= GIVEN TASK =
Give the number of lines that hold the string "JSON". Nothing else is needed.

___ PROVIDED MATERIAL

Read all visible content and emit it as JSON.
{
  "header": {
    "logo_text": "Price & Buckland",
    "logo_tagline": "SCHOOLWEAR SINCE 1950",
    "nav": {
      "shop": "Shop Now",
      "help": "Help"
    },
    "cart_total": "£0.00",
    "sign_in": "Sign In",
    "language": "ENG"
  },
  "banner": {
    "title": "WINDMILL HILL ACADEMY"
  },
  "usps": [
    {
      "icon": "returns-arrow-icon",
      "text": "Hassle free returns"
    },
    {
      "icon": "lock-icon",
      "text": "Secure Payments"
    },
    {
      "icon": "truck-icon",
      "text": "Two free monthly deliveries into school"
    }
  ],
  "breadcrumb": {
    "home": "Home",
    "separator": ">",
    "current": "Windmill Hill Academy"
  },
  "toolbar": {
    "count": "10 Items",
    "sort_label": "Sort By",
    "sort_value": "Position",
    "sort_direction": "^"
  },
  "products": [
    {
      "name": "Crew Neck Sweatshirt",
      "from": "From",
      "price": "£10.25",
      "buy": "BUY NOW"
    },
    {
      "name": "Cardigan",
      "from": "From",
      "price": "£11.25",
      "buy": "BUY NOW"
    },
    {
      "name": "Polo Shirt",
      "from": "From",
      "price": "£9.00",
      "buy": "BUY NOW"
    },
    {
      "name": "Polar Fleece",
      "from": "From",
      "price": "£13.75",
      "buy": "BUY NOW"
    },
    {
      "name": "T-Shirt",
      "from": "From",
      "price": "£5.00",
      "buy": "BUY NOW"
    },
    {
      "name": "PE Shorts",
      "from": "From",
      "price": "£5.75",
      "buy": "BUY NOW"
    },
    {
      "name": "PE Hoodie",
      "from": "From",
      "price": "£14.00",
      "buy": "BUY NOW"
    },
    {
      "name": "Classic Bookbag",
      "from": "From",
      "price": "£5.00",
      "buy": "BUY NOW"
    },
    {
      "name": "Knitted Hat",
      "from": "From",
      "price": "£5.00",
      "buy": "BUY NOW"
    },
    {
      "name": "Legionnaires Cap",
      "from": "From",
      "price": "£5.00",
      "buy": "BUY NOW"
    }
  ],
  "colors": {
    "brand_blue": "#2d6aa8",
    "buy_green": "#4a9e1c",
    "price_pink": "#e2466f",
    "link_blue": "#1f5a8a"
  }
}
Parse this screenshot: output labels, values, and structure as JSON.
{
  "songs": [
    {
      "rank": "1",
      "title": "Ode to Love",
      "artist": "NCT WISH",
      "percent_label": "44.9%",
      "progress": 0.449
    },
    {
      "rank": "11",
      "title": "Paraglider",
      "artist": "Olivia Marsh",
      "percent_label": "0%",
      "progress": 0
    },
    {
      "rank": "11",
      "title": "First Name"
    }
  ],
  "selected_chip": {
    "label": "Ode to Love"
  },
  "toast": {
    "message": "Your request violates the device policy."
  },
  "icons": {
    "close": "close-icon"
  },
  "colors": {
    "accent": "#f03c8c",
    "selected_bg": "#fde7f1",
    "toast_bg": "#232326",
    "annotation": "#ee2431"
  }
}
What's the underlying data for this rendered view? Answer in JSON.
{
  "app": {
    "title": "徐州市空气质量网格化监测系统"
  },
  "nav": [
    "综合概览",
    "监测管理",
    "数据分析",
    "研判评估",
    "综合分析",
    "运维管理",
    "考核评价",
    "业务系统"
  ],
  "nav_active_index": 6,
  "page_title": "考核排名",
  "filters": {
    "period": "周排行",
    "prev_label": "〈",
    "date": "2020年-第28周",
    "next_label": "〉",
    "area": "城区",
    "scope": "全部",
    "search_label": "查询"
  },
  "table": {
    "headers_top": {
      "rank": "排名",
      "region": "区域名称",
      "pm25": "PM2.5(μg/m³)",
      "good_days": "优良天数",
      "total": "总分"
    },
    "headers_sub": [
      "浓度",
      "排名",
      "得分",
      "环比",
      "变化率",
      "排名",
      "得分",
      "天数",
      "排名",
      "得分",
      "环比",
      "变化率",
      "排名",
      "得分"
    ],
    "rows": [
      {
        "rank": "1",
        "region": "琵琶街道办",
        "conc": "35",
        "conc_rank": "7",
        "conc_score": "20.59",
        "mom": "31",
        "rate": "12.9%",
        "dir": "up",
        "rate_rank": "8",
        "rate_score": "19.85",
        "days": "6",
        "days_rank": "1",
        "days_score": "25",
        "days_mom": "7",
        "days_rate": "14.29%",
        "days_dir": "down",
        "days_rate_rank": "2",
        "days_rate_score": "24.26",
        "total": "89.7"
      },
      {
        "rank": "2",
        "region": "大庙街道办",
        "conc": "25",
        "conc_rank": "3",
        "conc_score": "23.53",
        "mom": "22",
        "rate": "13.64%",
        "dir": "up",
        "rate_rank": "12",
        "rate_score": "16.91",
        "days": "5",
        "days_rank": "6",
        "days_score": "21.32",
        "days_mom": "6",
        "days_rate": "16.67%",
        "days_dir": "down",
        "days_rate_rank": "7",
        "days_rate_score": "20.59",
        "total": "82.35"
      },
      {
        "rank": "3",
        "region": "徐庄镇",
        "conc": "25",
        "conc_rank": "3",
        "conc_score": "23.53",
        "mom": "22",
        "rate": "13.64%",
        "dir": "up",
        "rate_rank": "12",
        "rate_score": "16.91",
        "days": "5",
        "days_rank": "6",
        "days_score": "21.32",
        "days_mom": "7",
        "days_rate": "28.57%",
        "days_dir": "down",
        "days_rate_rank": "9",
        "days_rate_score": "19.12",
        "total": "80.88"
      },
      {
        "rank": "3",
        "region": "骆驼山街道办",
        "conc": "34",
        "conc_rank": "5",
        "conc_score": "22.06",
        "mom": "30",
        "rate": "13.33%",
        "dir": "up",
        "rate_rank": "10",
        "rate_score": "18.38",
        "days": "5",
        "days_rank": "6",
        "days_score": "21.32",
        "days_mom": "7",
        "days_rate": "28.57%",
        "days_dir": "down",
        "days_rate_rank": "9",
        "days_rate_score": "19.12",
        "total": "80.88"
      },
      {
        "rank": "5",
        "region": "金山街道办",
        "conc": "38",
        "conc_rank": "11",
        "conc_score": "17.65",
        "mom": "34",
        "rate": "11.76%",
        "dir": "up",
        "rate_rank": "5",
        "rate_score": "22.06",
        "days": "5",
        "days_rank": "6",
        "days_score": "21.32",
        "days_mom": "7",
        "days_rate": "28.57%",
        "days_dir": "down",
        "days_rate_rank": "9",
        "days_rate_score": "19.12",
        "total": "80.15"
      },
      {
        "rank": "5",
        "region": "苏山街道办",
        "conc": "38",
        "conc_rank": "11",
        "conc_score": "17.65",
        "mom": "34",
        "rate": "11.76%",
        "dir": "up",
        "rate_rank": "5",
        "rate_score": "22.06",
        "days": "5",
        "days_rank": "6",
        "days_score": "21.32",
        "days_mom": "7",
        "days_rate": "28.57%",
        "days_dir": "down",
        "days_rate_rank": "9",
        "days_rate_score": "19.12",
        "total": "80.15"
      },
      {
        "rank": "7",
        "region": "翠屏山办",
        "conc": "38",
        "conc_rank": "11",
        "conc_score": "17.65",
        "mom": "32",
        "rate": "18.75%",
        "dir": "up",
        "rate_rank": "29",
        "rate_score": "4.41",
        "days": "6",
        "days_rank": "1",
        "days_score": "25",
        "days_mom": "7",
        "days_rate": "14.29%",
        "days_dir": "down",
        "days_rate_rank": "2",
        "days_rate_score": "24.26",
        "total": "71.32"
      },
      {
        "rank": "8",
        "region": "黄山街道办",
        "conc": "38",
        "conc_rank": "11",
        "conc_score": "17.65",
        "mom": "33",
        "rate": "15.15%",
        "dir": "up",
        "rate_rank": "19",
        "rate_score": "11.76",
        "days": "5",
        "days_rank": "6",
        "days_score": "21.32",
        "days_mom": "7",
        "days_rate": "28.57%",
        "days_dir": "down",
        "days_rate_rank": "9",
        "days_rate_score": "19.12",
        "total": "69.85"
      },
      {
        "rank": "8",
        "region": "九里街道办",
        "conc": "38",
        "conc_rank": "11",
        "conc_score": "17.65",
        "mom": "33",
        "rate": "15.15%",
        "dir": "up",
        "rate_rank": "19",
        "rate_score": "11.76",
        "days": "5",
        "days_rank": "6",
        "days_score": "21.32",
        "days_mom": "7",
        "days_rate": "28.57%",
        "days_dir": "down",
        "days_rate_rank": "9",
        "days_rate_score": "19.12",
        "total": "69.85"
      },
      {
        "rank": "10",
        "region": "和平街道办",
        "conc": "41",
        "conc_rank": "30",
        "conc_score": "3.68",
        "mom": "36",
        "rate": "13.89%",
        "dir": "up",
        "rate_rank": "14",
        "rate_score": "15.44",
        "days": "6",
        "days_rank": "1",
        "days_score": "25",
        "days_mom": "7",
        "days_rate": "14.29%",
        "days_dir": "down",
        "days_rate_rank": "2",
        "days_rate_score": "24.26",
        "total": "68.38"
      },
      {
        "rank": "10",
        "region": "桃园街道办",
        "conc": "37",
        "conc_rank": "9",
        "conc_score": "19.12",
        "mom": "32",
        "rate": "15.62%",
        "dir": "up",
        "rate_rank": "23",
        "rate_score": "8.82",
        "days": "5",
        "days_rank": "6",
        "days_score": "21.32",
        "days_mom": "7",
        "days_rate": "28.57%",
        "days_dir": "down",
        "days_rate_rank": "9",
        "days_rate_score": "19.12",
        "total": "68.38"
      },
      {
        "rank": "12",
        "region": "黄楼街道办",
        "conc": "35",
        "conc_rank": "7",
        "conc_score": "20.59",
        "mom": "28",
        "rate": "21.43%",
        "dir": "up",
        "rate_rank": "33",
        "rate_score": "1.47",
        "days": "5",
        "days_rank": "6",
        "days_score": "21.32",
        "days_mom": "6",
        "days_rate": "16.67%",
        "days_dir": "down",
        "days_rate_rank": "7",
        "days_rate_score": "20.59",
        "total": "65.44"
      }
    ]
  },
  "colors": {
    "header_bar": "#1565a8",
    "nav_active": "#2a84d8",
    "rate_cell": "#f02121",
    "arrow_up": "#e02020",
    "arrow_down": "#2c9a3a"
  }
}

______

= ANSWER TO THIS PROBLEM =
3